PROBLEM REQUIREMENTS:
Repeat the full listing, word for word.

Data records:
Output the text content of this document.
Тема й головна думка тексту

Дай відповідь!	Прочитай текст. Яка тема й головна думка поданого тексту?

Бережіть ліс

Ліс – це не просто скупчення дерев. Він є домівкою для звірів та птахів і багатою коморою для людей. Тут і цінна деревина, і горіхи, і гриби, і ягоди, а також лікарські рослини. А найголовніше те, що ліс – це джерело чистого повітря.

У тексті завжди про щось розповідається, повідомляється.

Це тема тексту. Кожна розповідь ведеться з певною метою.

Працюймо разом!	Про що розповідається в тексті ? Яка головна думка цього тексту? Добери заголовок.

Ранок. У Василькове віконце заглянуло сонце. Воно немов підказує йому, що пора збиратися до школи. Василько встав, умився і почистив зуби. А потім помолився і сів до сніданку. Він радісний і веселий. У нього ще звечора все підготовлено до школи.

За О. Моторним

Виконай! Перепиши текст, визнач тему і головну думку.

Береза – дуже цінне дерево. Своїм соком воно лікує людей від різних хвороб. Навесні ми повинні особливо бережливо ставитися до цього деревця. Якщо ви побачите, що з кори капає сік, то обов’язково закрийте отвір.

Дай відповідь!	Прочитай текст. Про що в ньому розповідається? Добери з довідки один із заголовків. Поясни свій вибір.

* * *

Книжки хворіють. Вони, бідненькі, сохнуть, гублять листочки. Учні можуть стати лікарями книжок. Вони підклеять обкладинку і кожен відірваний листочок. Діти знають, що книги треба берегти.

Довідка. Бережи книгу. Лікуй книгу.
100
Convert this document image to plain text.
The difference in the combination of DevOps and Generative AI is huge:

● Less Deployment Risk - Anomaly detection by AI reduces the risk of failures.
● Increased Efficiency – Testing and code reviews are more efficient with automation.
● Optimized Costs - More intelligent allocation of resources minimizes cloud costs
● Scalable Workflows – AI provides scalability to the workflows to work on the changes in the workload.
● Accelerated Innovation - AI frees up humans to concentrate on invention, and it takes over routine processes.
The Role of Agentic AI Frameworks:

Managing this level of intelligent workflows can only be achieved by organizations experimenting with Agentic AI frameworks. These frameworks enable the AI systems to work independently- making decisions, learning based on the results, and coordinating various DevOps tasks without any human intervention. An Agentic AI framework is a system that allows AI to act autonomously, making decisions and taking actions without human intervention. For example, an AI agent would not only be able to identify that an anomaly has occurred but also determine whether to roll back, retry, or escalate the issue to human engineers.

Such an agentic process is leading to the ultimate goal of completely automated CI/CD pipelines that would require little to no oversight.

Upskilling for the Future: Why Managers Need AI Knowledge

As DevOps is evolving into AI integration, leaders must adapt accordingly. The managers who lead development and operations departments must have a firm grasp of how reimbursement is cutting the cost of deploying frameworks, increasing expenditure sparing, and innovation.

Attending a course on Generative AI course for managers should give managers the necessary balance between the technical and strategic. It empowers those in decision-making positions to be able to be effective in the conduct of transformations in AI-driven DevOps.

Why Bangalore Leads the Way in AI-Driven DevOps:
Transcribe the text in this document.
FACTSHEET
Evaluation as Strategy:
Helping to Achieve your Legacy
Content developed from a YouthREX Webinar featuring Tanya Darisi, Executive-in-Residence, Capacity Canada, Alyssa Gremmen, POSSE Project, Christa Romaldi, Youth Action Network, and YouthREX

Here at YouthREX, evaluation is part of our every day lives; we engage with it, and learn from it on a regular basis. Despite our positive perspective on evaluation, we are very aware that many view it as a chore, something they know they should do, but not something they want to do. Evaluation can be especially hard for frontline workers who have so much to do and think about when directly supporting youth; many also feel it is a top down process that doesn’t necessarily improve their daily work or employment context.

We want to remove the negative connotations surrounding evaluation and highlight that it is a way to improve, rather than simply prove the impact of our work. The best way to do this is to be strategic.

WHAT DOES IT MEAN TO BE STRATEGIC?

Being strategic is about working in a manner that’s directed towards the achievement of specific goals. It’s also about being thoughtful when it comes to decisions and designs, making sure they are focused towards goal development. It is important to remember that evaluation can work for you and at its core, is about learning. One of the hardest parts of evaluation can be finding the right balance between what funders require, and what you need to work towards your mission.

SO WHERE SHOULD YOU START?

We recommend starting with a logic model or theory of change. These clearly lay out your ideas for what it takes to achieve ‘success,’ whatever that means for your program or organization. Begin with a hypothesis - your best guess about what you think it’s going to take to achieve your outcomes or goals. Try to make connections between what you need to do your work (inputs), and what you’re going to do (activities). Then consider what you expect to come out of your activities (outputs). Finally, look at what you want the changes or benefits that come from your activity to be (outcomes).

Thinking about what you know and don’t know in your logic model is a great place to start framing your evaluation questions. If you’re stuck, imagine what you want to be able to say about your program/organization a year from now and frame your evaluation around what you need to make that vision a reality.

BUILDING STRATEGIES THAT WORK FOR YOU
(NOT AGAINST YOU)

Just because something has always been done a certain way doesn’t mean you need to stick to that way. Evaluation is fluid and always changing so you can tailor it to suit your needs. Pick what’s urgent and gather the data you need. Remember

TASK OUTPUT:
Output the text content of this document.
Тема й головна думка тексту

Дай відповідь!	Прочитай текст. Яка тема й головна думка поданого тексту?

Бережіть ліс

Ліс – це не просто скупчення дерев. Він є домівкою для звірів та птахів і багатою коморою для людей. Тут і цінна деревина, і горіхи, і гриби, і ягоди, а також лікарські рослини. А найголовніше те, що ліс – це джерело чистого повітря.

У тексті завжди про щось розповідається, повідомляється.

Це тема тексту. Кожна розповідь ведеться з певною метою.

Працюймо разом!	Про що розповідається в тексті ? Яка головна думка цього тексту? Добери заголовок.

Ранок. У Василькове віконце заглянуло сонце. Воно немов підказує йому, що пора збиратися до школи. Василько встав, умився і почистив зуби. А потім помолився і сів до сніданку. Він радісний і веселий. У нього ще звечора все підготовлено до школи.

За О. Моторним

Виконай! Перепиши текст, визнач тему і головну думку.

Береза – дуже цінне дерево. Своїм соком воно лікує людей від різних хвороб. Навесні ми повинні особливо бережливо ставитися до цього деревця. Якщо ви побачите, що з кори капає сік, то обов’язково закрийте отвір.

Дай відповідь!	Прочитай текст. Про що в ньому розповідається? Добери з довідки один із заголовків. Поясни свій вибір.

* * *

Книжки хворіють. Вони, бідненькі, сохнуть, гублять листочки. Учні можуть стати лікарями книжок. Вони підклеять обкладинку і кожен відірваний листочок. Діти знають, що книги треба берегти.

Довідка. Бережи книгу. Лікуй книгу.
100
Convert this document image to plain text.
The difference in the combination of DevOps and Generative AI is huge:

● Less Deployment Risk - Anomaly detection by AI reduces the risk of failures.
● Increased Efficiency – Testing and code reviews are more efficient with automation.
● Optimized Costs - More intelligent allocation of resources minimizes cloud costs
● Scalable Workflows – AI provides scalability to the workflows to work on the changes in the workload.
● Accelerated Innovation - AI frees up humans to concentrate on invention, and it takes over routine processes.
The Role of Agentic AI Frameworks:

Managing this level of intelligent workflows can only be achieved by organizations experimenting with Agentic AI frameworks. These frameworks enable the AI systems to work independently- making decisions, learning based on the results, and coordinating various DevOps tasks without any human intervention. An Agentic AI framework is a system that allows AI to act autonomously, making decisions and taking actions without human intervention. For example, an AI agent would not only be able to identify that an anomaly has occurred but also determine whether to roll back, retry, or escalate the issue to human engineers.

Such an agentic process is leading to the ultimate goal of completely automated CI/CD pipelines that would require little to no oversight.

Upskilling for the Future: Why Managers Need AI Knowledge

As DevOps is evolving into AI integration, leaders must adapt accordingly. The managers who lead development and operations departments must have a firm grasp of how reimbursement is cutting the cost of deploying frameworks, increasing expenditure sparing, and innovation.

Attending a course on Generative AI course for managers should give managers the necessary balance between the technical and strategic. It empowers those in decision-making positions to be able to be effective in the conduct of transformations in AI-driven DevOps.

Why Bangalore Leads the Way in AI-Driven DevOps:
Transcribe the text in this document.
FACTSHEET
Evaluation as Strategy:
Helping to Achieve your Legacy
Content developed from a YouthREX Webinar featuring Tanya Darisi, Executive-in-Residence, Capacity Canada, Alyssa Gremmen, POSSE Project, Christa Romaldi, Youth Action Network, and YouthREX

Here at YouthREX, evaluation is part of our every day lives; we engage with it, and learn from it on a regular basis. Despite our positive perspective on evaluation, we are very aware that many view it as a chore, something they know they should do, but not something they want to do. Evaluation can be especially hard for frontline workers who have so much to do and think about when directly supporting youth; many also feel it is a top down process that doesn’t necessarily improve their daily work or employment context.

We want to remove the negative connotations surrounding evaluation and highlight that it is a way to improve, rather than simply prove the impact of our work. The best way to do this is to be strategic.

WHAT DOES IT MEAN TO BE STRATEGIC?

Being strategic is about working in a manner that’s directed towards the achievement of specific goals. It’s also about being thoughtful when it comes to decisions and designs, making sure they are focused towards goal development. It is important to remember that evaluation can work for you and at its core, is about learning. One of the hardest parts of evaluation can be finding the right balance between what funders require, and what you need to work towards your mission.

SO WHERE SHOULD YOU START?

We recommend starting with a logic model or theory of change. These clearly lay out your ideas for what it takes to achieve ‘success,’ whatever that means for your program or organization. Begin with a hypothesis - your best guess about what you think it’s going to take to achieve your outcomes or goals. Try to make connections between what you need to do your work (inputs), and what you’re going to do (activities). Then consider what you expect to come out of your activities (outputs). Finally, look at what you want the changes or benefits that come from your activity to be (outcomes).

Thinking about what you know and don’t know in your logic model is a great place to start framing your evaluation questions. If you’re stuck, imagine what you want to be able to say about your program/organization a year from now and frame your evaluation around what you need to make that vision a reality.

BUILDING STRATEGIES THAT WORK FOR YOU
(NOT AGAINST YOU)

Just because something has always been done a certain way doesn’t mean you need to stick to that way. Evaluation is fluid and always changing so you can tailor it to suit your needs. Pick what’s urgent and gather the data you need. Remember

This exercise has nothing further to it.